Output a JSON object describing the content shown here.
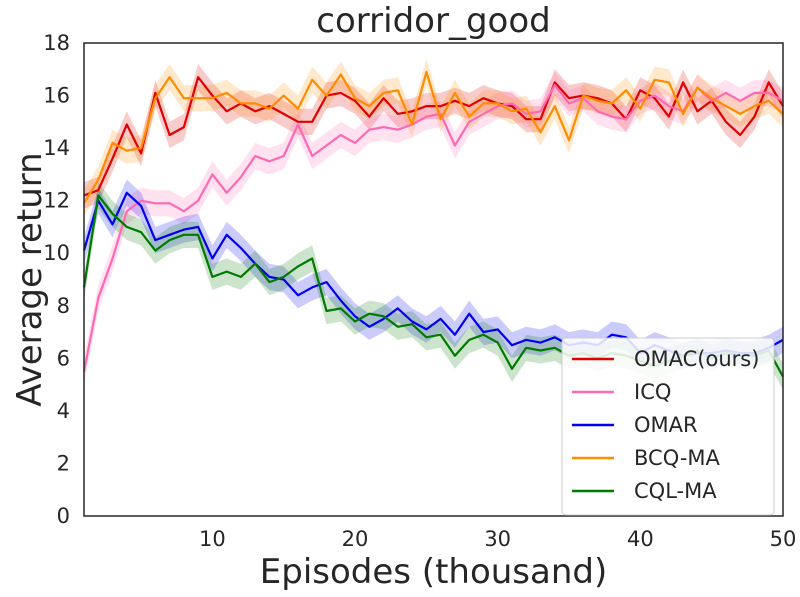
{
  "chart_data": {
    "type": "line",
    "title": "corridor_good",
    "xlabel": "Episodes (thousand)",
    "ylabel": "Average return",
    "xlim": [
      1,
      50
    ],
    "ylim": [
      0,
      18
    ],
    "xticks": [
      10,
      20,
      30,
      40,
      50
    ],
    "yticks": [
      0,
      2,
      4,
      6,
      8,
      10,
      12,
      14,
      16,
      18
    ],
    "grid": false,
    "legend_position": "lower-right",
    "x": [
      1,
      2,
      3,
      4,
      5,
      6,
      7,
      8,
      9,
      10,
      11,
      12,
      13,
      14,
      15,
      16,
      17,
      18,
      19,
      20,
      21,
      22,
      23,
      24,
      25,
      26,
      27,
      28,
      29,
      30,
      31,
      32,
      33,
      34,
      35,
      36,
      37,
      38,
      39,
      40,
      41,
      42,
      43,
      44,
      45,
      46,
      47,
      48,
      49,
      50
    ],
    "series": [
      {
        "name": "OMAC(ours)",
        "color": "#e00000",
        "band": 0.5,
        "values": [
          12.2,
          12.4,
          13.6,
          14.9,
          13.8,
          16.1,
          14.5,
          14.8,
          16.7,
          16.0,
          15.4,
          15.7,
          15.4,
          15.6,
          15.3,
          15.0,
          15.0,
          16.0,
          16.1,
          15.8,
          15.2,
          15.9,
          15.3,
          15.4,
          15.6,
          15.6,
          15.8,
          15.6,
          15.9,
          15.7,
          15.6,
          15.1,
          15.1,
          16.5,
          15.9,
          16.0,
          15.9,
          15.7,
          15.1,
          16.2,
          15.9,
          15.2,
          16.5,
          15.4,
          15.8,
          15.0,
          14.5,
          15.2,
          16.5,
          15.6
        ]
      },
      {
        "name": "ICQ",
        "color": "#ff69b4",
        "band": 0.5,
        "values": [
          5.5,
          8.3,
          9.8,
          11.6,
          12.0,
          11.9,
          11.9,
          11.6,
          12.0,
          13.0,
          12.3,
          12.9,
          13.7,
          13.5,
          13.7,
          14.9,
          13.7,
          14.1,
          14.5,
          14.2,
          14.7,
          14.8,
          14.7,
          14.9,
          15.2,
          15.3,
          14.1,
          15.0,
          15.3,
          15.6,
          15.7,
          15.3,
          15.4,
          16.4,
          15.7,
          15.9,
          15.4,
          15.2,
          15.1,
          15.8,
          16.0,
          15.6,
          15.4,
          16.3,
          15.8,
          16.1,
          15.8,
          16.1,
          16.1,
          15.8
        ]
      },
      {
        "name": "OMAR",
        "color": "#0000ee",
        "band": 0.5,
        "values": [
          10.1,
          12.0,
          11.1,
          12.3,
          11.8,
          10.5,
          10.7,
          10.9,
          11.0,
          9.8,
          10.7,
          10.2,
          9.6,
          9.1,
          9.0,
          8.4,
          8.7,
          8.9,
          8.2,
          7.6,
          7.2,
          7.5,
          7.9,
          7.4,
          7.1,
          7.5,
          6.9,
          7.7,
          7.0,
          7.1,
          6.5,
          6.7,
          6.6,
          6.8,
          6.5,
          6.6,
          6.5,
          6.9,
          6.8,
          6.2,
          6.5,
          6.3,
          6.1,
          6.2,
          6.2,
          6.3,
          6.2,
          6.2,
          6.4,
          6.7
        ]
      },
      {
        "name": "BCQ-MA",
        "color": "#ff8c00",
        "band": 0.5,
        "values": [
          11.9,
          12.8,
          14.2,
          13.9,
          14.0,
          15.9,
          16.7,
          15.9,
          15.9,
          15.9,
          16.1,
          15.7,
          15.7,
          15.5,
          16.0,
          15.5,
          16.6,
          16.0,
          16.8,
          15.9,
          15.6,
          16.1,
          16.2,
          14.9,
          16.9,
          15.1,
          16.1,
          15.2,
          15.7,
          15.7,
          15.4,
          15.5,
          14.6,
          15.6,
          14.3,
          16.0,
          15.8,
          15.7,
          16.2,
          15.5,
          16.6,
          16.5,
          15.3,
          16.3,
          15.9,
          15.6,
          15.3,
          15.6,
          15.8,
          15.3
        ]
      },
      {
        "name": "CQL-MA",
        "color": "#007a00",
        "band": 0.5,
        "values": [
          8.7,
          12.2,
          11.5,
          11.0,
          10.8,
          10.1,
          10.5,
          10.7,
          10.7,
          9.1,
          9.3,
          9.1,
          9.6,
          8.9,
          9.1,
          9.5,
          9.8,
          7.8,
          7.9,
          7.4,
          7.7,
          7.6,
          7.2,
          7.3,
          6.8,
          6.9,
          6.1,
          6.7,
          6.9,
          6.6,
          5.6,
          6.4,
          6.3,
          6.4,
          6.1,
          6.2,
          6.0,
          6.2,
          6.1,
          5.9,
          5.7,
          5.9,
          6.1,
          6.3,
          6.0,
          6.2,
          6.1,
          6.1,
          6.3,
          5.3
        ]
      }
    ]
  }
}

Problem details
Repeat the entries exactly. Pictures are excluded from the copy.

Solution for this exercise
Output a JSON object describing the content shown here.
{
  "chart_data": {
    "type": "line",
    "title": "corridor_good",
    "xlabel": "Episodes (thousand)",
    "ylabel": "Average return",
    "xlim": [
      1,
      50
    ],
    "ylim": [
      0,
      18
    ],
    "xticks": [
      10,
      20,
      30,
      40,
      50
    ],
    "yticks": [
      0,
      2,
      4,
      6,
      8,
      10,
      12,
      14,
      16,
      18
    ],
    "grid": false,
    "legend_position": "lower-right",
    "x": [
      1,
      2,
      3,
      4,
      5,
      6,
      7,
      8,
      9,
      10,
      11,
      12,
      13,
      14,
      15,
      16,
      17,
      18,
      19,
      20,
      21,
      22,
      23,
      24,
      25,
      26,
      27,
      28,
      29,
      30,
      31,
      32,
      33,
      34,
      35,
      36,
      37,
      38,
      39,
      40,
      41,
      42,
      43,
      44,
      45,
      46,
      47,
      48,
      49,
      50
    ],
    "series": [
      {
        "name": "OMAC(ours)",
        "color": "#e00000",
        "band": 0.5,
        "values": [
          12.2,
          12.4,
          13.6,
          14.9,
          13.8,
          16.1,
          14.5,
          14.8,
          16.7,
          16.0,
          15.4,
          15.7,
          15.4,
          15.6,
          15.3,
          15.0,
          15.0,
          16.0,
          16.1,
          15.8,
          15.2,
          15.9,
          15.3,
          15.4,
          15.6,
          15.6,
          15.8,
          15.6,
          15.9,
          15.7,
          15.6,
          15.1,
          15.1,
          16.5,
          15.9,
          16.0,
          15.9,
          15.7,
          15.1,
          16.2,
          15.9,
          15.2,
          16.5,
          15.4,
          15.8,
          15.0,
          14.5,
          15.2,
          16.5,
          15.6
        ]
      },
      {
        "name": "ICQ",
        "color": "#ff69b4",
        "band": 0.5,
        "values": [
          5.5,
          8.3,
          9.8,
          11.6,
          12.0,
          11.9,
          11.9,
          11.6,
          12.0,
          13.0,
          12.3,
          12.9,
          13.7,
          13.5,
          13.7,
          14.9,
          13.7,
          14.1,
          14.5,
          14.2,
          14.7,
          14.8,
          14.7,
          14.9,
          15.2,
          15.3,
          14.1,
          15.0,
          15.3,
          15.6,
          15.7,
          15.3,
          15.4,
          16.4,
          15.7,
          15.9,
          15.4,
          15.2,
          15.1,
          15.8,
          16.0,
          15.6,
          15.4,
          16.3,
          15.8,
          16.1,
          15.8,
          16.1,
          16.1,
          15.8
        ]
      },
      {
        "name": "OMAR",
        "color": "#0000ee",
        "band": 0.5,
        "values": [
          10.1,
          12.0,
          11.1,
          12.3,
          11.8,
          10.5,
          10.7,
          10.9,
          11.0,
          9.8,
          10.7,
          10.2,
          9.6,
          9.1,
          9.0,
          8.4,
          8.7,
          8.9,
          8.2,
          7.6,
          7.2,
          7.5,
          7.9,
          7.4,
          7.1,
          7.5,
          6.9,
          7.7,
          7.0,
          7.1,
          6.5,
          6.7,
          6.6,
          6.8,
          6.5,
          6.6,
          6.5,
          6.9,
          6.8,
          6.2,
          6.5,
          6.3,
          6.1,
          6.2,
          6.2,
          6.3,
          6.2,
          6.2,
          6.4,
          6.7
        ]
      },
      {
        "name": "BCQ-MA",
        "color": "#ff8c00",
        "band": 0.5,
        "values": [
          11.9,
          12.8,
          14.2,
          13.9,
          14.0,
          15.9,
          16.7,
          15.9,
          15.9,
          15.9,
          16.1,
          15.7,
          15.7,
          15.5,
          16.0,
          15.5,
          16.6,
          16.0,
          16.8,
          15.9,
          15.6,
          16.1,
          16.2,
          14.9,
          16.9,
          15.1,
          16.1,
          15.2,
          15.7,
          15.7,
          15.4,
          15.5,
          14.6,
          15.6,
          14.3,
          16.0,
          15.8,
          15.7,
          16.2,
          15.5,
          16.6,
          16.5,
          15.3,
          16.3,
          15.9,
          15.6,
          15.3,
          15.6,
          15.8,
          15.3
        ]
      },
      {
        "name": "CQL-MA",
        "color": "#007a00",
        "band": 0.5,
        "values": [
          8.7,
          12.2,
          11.5,
          11.0,
          10.8,
          10.1,
          10.5,
          10.7,
          10.7,
          9.1,
          9.3,
          9.1,
          9.6,
          8.9,
          9.1,
          9.5,
          9.8,
          7.8,
          7.9,
          7.4,
          7.7,
          7.6,
          7.2,
          7.3,
          6.8,
          6.9,
          6.1,
          6.7,
          6.9,
          6.6,
          5.6,
          6.4,
          6.3,
          6.4,
          6.1,
          6.2,
          6.0,
          6.2,
          6.1,
          5.9,
          5.7,
          5.9,
          6.1,
          6.3,
          6.0,
          6.2,
          6.1,
          6.1,
          6.3,
          5.3
        ]
      }
    ]
  }
}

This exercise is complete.